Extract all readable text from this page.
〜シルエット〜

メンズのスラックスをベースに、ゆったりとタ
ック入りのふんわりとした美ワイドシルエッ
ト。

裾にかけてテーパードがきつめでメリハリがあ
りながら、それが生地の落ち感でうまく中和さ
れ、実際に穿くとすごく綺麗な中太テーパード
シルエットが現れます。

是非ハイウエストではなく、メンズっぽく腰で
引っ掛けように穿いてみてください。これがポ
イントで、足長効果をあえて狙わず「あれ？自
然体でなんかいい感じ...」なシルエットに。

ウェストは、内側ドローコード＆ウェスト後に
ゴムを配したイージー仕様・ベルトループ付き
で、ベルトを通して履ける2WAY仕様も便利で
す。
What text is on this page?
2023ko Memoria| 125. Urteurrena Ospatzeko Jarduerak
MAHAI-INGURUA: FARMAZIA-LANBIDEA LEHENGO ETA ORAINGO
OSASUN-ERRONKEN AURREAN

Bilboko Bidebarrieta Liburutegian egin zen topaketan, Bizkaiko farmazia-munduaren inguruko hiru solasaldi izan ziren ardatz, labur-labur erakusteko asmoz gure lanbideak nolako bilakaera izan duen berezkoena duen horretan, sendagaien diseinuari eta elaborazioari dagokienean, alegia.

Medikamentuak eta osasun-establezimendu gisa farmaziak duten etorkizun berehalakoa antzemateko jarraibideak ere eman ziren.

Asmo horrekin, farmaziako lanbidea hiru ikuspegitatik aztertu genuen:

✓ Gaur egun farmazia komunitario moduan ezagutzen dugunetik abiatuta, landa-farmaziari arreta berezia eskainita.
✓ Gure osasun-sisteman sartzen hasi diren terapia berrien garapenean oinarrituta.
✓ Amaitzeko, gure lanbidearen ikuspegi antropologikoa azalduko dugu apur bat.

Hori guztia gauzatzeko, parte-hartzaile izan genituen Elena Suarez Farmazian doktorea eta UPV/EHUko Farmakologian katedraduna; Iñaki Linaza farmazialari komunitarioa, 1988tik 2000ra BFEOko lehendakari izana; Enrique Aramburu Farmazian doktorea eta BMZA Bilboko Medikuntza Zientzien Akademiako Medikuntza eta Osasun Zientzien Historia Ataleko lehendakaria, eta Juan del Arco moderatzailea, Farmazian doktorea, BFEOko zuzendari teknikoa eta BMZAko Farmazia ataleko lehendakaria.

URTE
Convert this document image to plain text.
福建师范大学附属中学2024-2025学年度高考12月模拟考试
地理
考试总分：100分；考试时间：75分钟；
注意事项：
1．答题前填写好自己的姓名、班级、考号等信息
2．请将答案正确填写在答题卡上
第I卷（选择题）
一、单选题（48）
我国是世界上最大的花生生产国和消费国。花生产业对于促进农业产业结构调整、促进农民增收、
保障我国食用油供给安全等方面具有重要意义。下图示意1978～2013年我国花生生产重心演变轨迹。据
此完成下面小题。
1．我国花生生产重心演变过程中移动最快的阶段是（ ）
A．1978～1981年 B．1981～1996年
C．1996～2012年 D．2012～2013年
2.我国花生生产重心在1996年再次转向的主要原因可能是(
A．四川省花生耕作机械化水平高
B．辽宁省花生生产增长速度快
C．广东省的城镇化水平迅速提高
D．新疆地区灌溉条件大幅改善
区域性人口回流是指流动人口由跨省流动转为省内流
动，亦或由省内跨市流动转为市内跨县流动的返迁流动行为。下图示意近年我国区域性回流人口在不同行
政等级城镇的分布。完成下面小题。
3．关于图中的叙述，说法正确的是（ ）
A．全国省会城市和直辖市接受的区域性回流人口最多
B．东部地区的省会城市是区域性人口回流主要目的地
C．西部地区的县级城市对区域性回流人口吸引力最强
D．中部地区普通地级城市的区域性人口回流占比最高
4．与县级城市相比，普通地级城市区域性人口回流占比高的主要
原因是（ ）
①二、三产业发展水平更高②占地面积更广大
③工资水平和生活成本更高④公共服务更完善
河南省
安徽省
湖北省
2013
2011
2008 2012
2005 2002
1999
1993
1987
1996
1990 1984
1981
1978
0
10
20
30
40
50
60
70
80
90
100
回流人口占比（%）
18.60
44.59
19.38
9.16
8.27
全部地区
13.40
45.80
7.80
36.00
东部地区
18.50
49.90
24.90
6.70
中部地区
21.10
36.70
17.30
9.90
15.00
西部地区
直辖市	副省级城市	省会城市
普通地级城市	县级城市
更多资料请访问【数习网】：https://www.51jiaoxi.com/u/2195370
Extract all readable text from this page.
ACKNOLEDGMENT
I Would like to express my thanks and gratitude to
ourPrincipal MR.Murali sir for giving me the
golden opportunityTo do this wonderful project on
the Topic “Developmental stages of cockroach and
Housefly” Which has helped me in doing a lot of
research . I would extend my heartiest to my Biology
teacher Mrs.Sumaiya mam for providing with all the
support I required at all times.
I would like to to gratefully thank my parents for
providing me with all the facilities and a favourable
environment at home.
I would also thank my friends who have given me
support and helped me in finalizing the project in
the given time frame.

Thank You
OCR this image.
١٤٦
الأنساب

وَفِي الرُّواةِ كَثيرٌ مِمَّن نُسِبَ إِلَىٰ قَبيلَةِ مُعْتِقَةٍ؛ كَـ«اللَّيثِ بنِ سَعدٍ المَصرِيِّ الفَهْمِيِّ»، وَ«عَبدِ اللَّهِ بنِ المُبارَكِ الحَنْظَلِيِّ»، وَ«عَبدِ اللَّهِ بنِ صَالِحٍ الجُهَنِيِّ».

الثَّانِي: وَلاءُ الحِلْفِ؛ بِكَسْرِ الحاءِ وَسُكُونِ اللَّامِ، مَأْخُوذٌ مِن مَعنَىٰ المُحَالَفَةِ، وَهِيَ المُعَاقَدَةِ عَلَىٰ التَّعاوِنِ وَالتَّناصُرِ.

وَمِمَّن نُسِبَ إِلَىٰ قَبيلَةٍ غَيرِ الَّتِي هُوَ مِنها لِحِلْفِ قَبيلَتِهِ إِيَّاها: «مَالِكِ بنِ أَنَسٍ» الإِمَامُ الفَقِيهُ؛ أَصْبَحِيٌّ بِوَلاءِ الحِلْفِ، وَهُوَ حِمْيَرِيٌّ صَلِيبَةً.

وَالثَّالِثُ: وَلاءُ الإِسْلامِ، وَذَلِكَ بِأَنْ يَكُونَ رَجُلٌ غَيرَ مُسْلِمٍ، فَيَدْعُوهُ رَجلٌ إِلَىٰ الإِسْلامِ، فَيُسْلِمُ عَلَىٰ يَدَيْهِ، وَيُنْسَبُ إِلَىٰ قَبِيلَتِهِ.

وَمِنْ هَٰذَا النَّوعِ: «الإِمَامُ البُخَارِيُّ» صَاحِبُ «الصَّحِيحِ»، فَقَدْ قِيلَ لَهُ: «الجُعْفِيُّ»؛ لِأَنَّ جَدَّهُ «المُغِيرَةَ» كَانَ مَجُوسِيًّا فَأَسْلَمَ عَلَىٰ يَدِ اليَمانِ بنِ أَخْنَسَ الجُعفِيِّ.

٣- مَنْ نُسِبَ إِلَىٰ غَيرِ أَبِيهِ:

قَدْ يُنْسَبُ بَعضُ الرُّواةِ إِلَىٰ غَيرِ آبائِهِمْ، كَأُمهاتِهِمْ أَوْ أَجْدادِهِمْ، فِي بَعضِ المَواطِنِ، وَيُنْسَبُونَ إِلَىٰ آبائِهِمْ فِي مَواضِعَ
◇ ◇ ◇ ◇ ◇ ◇ ◇
Reproduce the full listing above, character for character.

- ANSWER FOR THIS EXERCISE:
Extract all readable text from this page.
〜シルエット〜

メンズのスラックスをベースに、ゆったりとタ
ック入りのふんわりとした美ワイドシルエッ
ト。

裾にかけてテーパードがきつめでメリハリがあ
りながら、それが生地の落ち感でうまく中和さ
れ、実際に穿くとすごく綺麗な中太テーパード
シルエットが現れます。

是非ハイウエストではなく、メンズっぽく腰で
引っ掛けように穿いてみてください。これがポ
イントで、足長効果をあえて狙わず「あれ？自
然体でなんかいい感じ...」なシルエットに。

ウェストは、内側ドローコード＆ウェスト後に
ゴムを配したイージー仕様・ベルトループ付き
で、ベルトを通して履ける2WAY仕様も便利で
す。
What text is on this page?
2023ko Memoria| 125. Urteurrena Ospatzeko Jarduerak
MAHAI-INGURUA: FARMAZIA-LANBIDEA LEHENGO ETA ORAINGO
OSASUN-ERRONKEN AURREAN

Bilboko Bidebarrieta Liburutegian egin zen topaketan, Bizkaiko farmazia-munduaren inguruko hiru solasaldi izan ziren ardatz, labur-labur erakusteko asmoz gure lanbideak nolako bilakaera izan duen berezkoena duen horretan, sendagaien diseinuari eta elaborazioari dagokienean, alegia.

Medikamentuak eta osasun-establezimendu gisa farmaziak duten etorkizun berehalakoa antzemateko jarraibideak ere eman ziren.

Asmo horrekin, farmaziako lanbidea hiru ikuspegitatik aztertu genuen:

✓ Gaur egun farmazia komunitario moduan ezagutzen dugunetik abiatuta, landa-farmaziari arreta berezia eskainita.
✓ Gure osasun-sisteman sartzen hasi diren terapia berrien garapenean oinarrituta.
✓ Amaitzeko, gure lanbidearen ikuspegi antropologikoa azalduko dugu apur bat.

Hori guztia gauzatzeko, parte-hartzaile izan genituen Elena Suarez Farmazian doktorea eta UPV/EHUko Farmakologian katedraduna; Iñaki Linaza farmazialari komunitarioa, 1988tik 2000ra BFEOko lehendakari izana; Enrique Aramburu Farmazian doktorea eta BMZA Bilboko Medikuntza Zientzien Akademiako Medikuntza eta Osasun Zientzien Historia Ataleko lehendakaria, eta Juan del Arco moderatzailea, Farmazian doktorea, BFEOko zuzendari teknikoa eta BMZAko Farmazia ataleko lehendakaria.

URTE
Convert this document image to plain text.
福建师范大学附属中学2024-2025学年度高考12月模拟考试
地理
考试总分：100分；考试时间：75分钟；
注意事项：
1．答题前填写好自己的姓名、班级、考号等信息
2．请将答案正确填写在答题卡上
第I卷（选择题）
一、单选题（48）
我国是世界上最大的花生生产国和消费国。花生产业对于促进农业产业结构调整、促进农民增收、
保障我国食用油供给安全等方面具有重要意义。下图示意1978～2013年我国花生生产重心演变轨迹。据
此完成下面小题。
1．我国花生生产重心演变过程中移动最快的阶段是（ ）
A．1978～1981年 B．1981～1996年
C．1996～2012年 D．2012～2013年
2.我国花生生产重心在1996年再次转向的主要原因可能是(
A．四川省花生耕作机械化水平高
B．辽宁省花生生产增长速度快
C．广东省的城镇化水平迅速提高
D．新疆地区灌溉条件大幅改善
区域性人口回流是指流动人口由跨省流动转为省内流
动，亦或由省内跨市流动转为市内跨县流动的返迁流动行为。下图示意近年我国区域性回流人口在不同行
政等级城镇的分布。完成下面小题。
3．关于图中的叙述，说法正确的是（ ）
A．全国省会城市和直辖市接受的区域性回流人口最多
B．东部地区的省会城市是区域性人口回流主要目的地
C．西部地区的县级城市对区域性回流人口吸引力最强
D．中部地区普通地级城市的区域性人口回流占比最高
4．与县级城市相比，普通地级城市区域性人口回流占比高的主要
原因是（ ）
①二、三产业发展水平更高②占地面积更广大
③工资水平和生活成本更高④公共服务更完善
河南省
安徽省
湖北省
2013
2011
2008 2012
2005 2002
1999
1993
1987
1996
1990 1984
1981
1978
0
10
20
30
40
50
60
70
80
90
100
回流人口占比（%）
18.60
44.59
19.38
9.16
8.27
全部地区
13.40
45.80
7.80
36.00
东部地区
18.50
49.90
24.90
6.70
中部地区
21.10
36.70
17.30
9.90
15.00
西部地区
直辖市	副省级城市	省会城市
普通地级城市	县级城市
更多资料请访问【数习网】：https://www.51jiaoxi.com/u/2195370
Extract all readable text from this page.
ACKNOLEDGMENT
I Would like to express my thanks and gratitude to
ourPrincipal MR.Murali sir for giving me the
golden opportunityTo do this wonderful project on
the Topic “Developmental stages of cockroach and
Housefly” Which has helped me in doing a lot of
research . I would extend my heartiest to my Biology
teacher Mrs.Sumaiya mam for providing with all the
support I required at all times.
I would like to to gratefully thank my parents for
providing me with all the facilities and a favourable
environment at home.
I would also thank my friends who have given me
support and helped me in finalizing the project in
the given time frame.

Thank You
OCR this image.
١٤٦
الأنساب

وَفِي الرُّواةِ كَثيرٌ مِمَّن نُسِبَ إِلَىٰ قَبيلَةِ مُعْتِقَةٍ؛ كَـ«اللَّيثِ بنِ سَعدٍ المَصرِيِّ الفَهْمِيِّ»، وَ«عَبدِ اللَّهِ بنِ المُبارَكِ الحَنْظَلِيِّ»، وَ«عَبدِ اللَّهِ بنِ صَالِحٍ الجُهَنِيِّ».

الثَّانِي: وَلاءُ الحِلْفِ؛ بِكَسْرِ الحاءِ وَسُكُونِ اللَّامِ، مَأْخُوذٌ مِن مَعنَىٰ المُحَالَفَةِ، وَهِيَ المُعَاقَدَةِ عَلَىٰ التَّعاوِنِ وَالتَّناصُرِ.

وَمِمَّن نُسِبَ إِلَىٰ قَبيلَةٍ غَيرِ الَّتِي هُوَ مِنها لِحِلْفِ قَبيلَتِهِ إِيَّاها: «مَالِكِ بنِ أَنَسٍ» الإِمَامُ الفَقِيهُ؛ أَصْبَحِيٌّ بِوَلاءِ الحِلْفِ، وَهُوَ حِمْيَرِيٌّ صَلِيبَةً.

وَالثَّالِثُ: وَلاءُ الإِسْلامِ، وَذَلِكَ بِأَنْ يَكُونَ رَجُلٌ غَيرَ مُسْلِمٍ، فَيَدْعُوهُ رَجلٌ إِلَىٰ الإِسْلامِ، فَيُسْلِمُ عَلَىٰ يَدَيْهِ، وَيُنْسَبُ إِلَىٰ قَبِيلَتِهِ.

وَمِنْ هَٰذَا النَّوعِ: «الإِمَامُ البُخَارِيُّ» صَاحِبُ «الصَّحِيحِ»، فَقَدْ قِيلَ لَهُ: «الجُعْفِيُّ»؛ لِأَنَّ جَدَّهُ «المُغِيرَةَ» كَانَ مَجُوسِيًّا فَأَسْلَمَ عَلَىٰ يَدِ اليَمانِ بنِ أَخْنَسَ الجُعفِيِّ.

٣- مَنْ نُسِبَ إِلَىٰ غَيرِ أَبِيهِ:

قَدْ يُنْسَبُ بَعضُ الرُّواةِ إِلَىٰ غَيرِ آبائِهِمْ، كَأُمهاتِهِمْ أَوْ أَجْدادِهِمْ، فِي بَعضِ المَواطِنِ، وَيُنْسَبُونَ إِلَىٰ آبائِهِمْ فِي مَواضِعَ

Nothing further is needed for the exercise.